| ENTRIES PROVIDED |
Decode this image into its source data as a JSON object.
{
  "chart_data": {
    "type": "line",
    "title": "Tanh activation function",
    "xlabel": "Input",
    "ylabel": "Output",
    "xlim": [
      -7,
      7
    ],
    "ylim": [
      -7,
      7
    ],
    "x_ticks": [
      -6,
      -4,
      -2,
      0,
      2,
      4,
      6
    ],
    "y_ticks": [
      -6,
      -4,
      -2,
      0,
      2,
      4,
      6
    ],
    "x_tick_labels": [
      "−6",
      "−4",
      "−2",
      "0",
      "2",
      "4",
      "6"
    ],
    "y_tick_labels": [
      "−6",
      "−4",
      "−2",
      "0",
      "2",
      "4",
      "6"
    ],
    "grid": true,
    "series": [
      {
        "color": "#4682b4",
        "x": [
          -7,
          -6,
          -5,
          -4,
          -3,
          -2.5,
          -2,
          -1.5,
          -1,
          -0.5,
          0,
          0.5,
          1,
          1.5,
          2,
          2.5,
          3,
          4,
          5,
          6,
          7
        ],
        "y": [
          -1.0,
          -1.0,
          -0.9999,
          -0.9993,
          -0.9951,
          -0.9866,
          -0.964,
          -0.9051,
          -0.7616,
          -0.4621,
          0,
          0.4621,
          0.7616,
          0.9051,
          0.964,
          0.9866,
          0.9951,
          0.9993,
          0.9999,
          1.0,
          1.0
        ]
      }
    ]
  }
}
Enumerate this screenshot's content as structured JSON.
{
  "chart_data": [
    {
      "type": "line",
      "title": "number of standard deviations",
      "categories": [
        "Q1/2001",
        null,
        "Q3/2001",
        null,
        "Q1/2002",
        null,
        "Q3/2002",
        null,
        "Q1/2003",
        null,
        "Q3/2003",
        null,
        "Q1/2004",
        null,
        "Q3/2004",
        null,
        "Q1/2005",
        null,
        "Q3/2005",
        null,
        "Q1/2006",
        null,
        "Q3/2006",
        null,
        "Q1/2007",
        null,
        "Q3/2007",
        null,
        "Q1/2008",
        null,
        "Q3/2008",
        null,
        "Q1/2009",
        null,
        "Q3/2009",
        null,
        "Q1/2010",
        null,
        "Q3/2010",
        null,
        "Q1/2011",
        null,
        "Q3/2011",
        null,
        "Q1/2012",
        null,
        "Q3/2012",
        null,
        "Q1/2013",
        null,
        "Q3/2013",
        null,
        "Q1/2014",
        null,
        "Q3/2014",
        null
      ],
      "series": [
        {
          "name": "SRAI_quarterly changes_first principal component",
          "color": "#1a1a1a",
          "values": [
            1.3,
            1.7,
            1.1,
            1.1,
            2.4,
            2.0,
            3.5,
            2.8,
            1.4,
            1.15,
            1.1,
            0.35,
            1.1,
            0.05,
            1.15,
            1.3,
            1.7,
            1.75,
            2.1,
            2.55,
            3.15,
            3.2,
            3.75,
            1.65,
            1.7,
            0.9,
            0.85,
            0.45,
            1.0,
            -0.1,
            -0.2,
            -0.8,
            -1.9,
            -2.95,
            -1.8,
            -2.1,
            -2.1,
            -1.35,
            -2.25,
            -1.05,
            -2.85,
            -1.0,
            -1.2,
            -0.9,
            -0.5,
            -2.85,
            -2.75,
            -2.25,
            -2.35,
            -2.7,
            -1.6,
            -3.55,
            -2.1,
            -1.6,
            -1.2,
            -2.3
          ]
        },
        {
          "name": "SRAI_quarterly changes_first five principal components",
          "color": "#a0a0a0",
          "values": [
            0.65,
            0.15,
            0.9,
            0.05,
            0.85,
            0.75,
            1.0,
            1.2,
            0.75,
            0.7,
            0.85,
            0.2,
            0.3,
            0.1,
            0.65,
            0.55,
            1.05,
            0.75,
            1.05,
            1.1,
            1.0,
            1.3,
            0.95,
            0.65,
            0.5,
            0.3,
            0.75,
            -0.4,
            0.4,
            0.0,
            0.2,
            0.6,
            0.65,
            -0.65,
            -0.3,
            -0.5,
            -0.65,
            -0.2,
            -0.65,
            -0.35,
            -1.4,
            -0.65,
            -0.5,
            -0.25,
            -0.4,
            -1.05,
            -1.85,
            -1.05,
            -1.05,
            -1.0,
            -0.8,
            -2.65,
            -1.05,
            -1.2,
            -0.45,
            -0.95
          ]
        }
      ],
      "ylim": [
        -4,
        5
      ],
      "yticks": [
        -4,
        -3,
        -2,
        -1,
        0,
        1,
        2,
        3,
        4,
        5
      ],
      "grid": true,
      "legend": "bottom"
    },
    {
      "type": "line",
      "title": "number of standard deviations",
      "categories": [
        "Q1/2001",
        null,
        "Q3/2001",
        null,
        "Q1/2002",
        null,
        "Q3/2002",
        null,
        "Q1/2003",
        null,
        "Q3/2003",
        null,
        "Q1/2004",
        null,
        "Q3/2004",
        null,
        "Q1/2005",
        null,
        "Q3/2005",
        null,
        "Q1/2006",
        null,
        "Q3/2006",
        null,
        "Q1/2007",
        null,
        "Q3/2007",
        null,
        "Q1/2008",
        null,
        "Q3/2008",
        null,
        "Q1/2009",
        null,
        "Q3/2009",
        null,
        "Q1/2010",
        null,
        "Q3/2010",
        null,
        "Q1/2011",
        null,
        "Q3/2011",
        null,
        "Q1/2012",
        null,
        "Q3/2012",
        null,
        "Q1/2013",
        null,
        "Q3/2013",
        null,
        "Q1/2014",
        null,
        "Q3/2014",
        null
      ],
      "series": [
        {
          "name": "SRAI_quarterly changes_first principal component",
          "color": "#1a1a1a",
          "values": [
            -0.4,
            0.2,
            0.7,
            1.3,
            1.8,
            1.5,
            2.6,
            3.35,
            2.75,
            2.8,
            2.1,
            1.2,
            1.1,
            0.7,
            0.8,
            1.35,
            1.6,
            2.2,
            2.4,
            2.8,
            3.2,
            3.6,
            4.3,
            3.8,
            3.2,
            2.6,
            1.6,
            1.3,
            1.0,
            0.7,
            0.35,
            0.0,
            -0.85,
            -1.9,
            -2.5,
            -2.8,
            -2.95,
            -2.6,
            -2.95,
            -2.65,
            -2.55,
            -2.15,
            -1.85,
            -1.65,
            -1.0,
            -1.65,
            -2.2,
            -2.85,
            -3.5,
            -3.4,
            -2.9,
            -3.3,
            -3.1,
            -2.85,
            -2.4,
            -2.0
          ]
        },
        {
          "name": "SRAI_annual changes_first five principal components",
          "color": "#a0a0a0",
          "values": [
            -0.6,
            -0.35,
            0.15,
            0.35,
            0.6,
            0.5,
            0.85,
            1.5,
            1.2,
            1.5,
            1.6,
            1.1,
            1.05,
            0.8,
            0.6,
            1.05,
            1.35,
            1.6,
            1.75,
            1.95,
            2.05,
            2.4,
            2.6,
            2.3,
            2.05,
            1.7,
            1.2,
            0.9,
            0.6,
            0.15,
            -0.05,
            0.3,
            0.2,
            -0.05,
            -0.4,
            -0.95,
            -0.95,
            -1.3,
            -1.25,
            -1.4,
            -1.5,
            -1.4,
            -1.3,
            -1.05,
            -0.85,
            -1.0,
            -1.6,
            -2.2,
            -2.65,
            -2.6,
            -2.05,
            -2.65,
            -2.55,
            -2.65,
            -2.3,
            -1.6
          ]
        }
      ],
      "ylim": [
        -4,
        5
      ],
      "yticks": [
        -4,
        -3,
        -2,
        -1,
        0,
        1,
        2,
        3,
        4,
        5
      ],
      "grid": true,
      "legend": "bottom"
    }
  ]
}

| YOUR TASK |
Each entry above needs to be retyped exactly.

| RESPONSE TO THIS EXERCISE |
Decode this image into its source data as a JSON object.
{
  "chart_data": {
    "type": "line",
    "title": "Tanh activation function",
    "xlabel": "Input",
    "ylabel": "Output",
    "xlim": [
      -7,
      7
    ],
    "ylim": [
      -7,
      7
    ],
    "x_ticks": [
      -6,
      -4,
      -2,
      0,
      2,
      4,
      6
    ],
    "y_ticks": [
      -6,
      -4,
      -2,
      0,
      2,
      4,
      6
    ],
    "x_tick_labels": [
      "−6",
      "−4",
      "−2",
      "0",
      "2",
      "4",
      "6"
    ],
    "y_tick_labels": [
      "−6",
      "−4",
      "−2",
      "0",
      "2",
      "4",
      "6"
    ],
    "grid": true,
    "series": [
      {
        "color": "#4682b4",
        "x": [
          -7,
          -6,
          -5,
          -4,
          -3,
          -2.5,
          -2,
          -1.5,
          -1,
          -0.5,
          0,
          0.5,
          1,
          1.5,
          2,
          2.5,
          3,
          4,
          5,
          6,
          7
        ],
        "y": [
          -1.0,
          -1.0,
          -0.9999,
          -0.9993,
          -0.9951,
          -0.9866,
          -0.964,
          -0.9051,
          -0.7616,
          -0.4621,
          0,
          0.4621,
          0.7616,
          0.9051,
          0.964,
          0.9866,
          0.9951,
          0.9993,
          0.9999,
          1.0,
          1.0
        ]
      }
    ]
  }
}
Enumerate this screenshot's content as structured JSON.
{
  "chart_data": [
    {
      "type": "line",
      "title": "number of standard deviations",
      "categories": [
        "Q1/2001",
        null,
        "Q3/2001",
        null,
        "Q1/2002",
        null,
        "Q3/2002",
        null,
        "Q1/2003",
        null,
        "Q3/2003",
        null,
        "Q1/2004",
        null,
        "Q3/2004",
        null,
        "Q1/2005",
        null,
        "Q3/2005",
        null,
        "Q1/2006",
        null,
        "Q3/2006",
        null,
        "Q1/2007",
        null,
        "Q3/2007",
        null,
        "Q1/2008",
        null,
        "Q3/2008",
        null,
        "Q1/2009",
        null,
        "Q3/2009",
        null,
        "Q1/2010",
        null,
        "Q3/2010",
        null,
        "Q1/2011",
        null,
        "Q3/2011",
        null,
        "Q1/2012",
        null,
        "Q3/2012",
        null,
        "Q1/2013",
        null,
        "Q3/2013",
        null,
        "Q1/2014",
        null,
        "Q3/2014",
        null
      ],
      "series": [
        {
          "name": "SRAI_quarterly changes_first principal component",
          "color": "#1a1a1a",
          "values": [
            1.3,
            1.7,
            1.1,
            1.1,
            2.4,
            2.0,
            3.5,
            2.8,
            1.4,
            1.15,
            1.1,
            0.35,
            1.1,
            0.05,
            1.15,
            1.3,
            1.7,
            1.75,
            2.1,
            2.55,
            3.15,
            3.2,
            3.75,
            1.65,
            1.7,
            0.9,
            0.85,
            0.45,
            1.0,
            -0.1,
            -0.2,
            -0.8,
            -1.9,
            -2.95,
            -1.8,
            -2.1,
            -2.1,
            -1.35,
            -2.25,
            -1.05,
            -2.85,
            -1.0,
            -1.2,
            -0.9,
            -0.5,
            -2.85,
            -2.75,
            -2.25,
            -2.35,
            -2.7,
            -1.6,
            -3.55,
            -2.1,
            -1.6,
            -1.2,
            -2.3
          ]
        },
        {
          "name": "SRAI_quarterly changes_first five principal components",
          "color": "#a0a0a0",
          "values": [
            0.65,
            0.15,
            0.9,
            0.05,
            0.85,
            0.75,
            1.0,
            1.2,
            0.75,
            0.7,
            0.85,
            0.2,
            0.3,
            0.1,
            0.65,
            0.55,
            1.05,
            0.75,
            1.05,
            1.1,
            1.0,
            1.3,
            0.95,
            0.65,
            0.5,
            0.3,
            0.75,
            -0.4,
            0.4,
            0.0,
            0.2,
            0.6,
            0.65,
            -0.65,
            -0.3,
            -0.5,
            -0.65,
            -0.2,
            -0.65,
            -0.35,
            -1.4,
            -0.65,
            -0.5,
            -0.25,
            -0.4,
            -1.05,
            -1.85,
            -1.05,
            -1.05,
            -1.0,
            -0.8,
            -2.65,
            -1.05,
            -1.2,
            -0.45,
            -0.95
          ]
        }
      ],
      "ylim": [
        -4,
        5
      ],
      "yticks": [
        -4,
        -3,
        -2,
        -1,
        0,
        1,
        2,
        3,
        4,
        5
      ],
      "grid": true,
      "legend": "bottom"
    },
    {
      "type": "line",
      "title": "number of standard deviations",
      "categories": [
        "Q1/2001",
        null,
        "Q3/2001",
        null,
        "Q1/2002",
        null,
        "Q3/2002",
        null,
        "Q1/2003",
        null,
        "Q3/2003",
        null,
        "Q1/2004",
        null,
        "Q3/2004",
        null,
        "Q1/2005",
        null,
        "Q3/2005",
        null,
        "Q1/2006",
        null,
        "Q3/2006",
        null,
        "Q1/2007",
        null,
        "Q3/2007",
        null,
        "Q1/2008",
        null,
        "Q3/2008",
        null,
        "Q1/2009",
        null,
        "Q3/2009",
        null,
        "Q1/2010",
        null,
        "Q3/2010",
        null,
        "Q1/2011",
        null,
        "Q3/2011",
        null,
        "Q1/2012",
        null,
        "Q3/2012",
        null,
        "Q1/2013",
        null,
        "Q3/2013",
        null,
        "Q1/2014",
        null,
        "Q3/2014",
        null
      ],
      "series": [
        {
          "name": "SRAI_quarterly changes_first principal component",
          "color": "#1a1a1a",
          "values": [
            -0.4,
            0.2,
            0.7,
            1.3,
            1.8,
            1.5,
            2.6,
            3.35,
            2.75,
            2.8,
            2.1,
            1.2,
            1.1,
            0.7,
            0.8,
            1.35,
            1.6,
            2.2,
            2.4,
            2.8,
            3.2,
            3.6,
            4.3,
            3.8,
            3.2,
            2.6,
            1.6,
            1.3,
            1.0,
            0.7,
            0.35,
            0.0,
            -0.85,
            -1.9,
            -2.5,
            -2.8,
            -2.95,
            -2.6,
            -2.95,
            -2.65,
            -2.55,
            -2.15,
            -1.85,
            -1.65,
            -1.0,
            -1.65,
            -2.2,
            -2.85,
            -3.5,
            -3.4,
            -2.9,
            -3.3,
            -3.1,
            -2.85,
            -2.4,
            -2.0
          ]
        },
        {
          "name": "SRAI_annual changes_first five principal components",
          "color": "#a0a0a0",
          "values": [
            -0.6,
            -0.35,
            0.15,
            0.35,
            0.6,
            0.5,
            0.85,
            1.5,
            1.2,
            1.5,
            1.6,
            1.1,
            1.05,
            0.8,
            0.6,
            1.05,
            1.35,
            1.6,
            1.75,
            1.95,
            2.05,
            2.4,
            2.6,
            2.3,
            2.05,
            1.7,
            1.2,
            0.9,
            0.6,
            0.15,
            -0.05,
            0.3,
            0.2,
            -0.05,
            -0.4,
            -0.95,
            -0.95,
            -1.3,
            -1.25,
            -1.4,
            -1.5,
            -1.4,
            -1.3,
            -1.05,
            -0.85,
            -1.0,
            -1.6,
            -2.2,
            -2.65,
            -2.6,
            -2.05,
            -2.65,
            -2.55,
            -2.65,
            -2.3,
            -1.6
          ]
        }
      ],
      "ylim": [
        -4,
        5
      ],
      "yticks": [
        -4,
        -3,
        -2,
        -1,
        0,
        1,
        2,
        3,
        4,
        5
      ],
      "grid": true,
      "legend": "bottom"
    }
  ]
}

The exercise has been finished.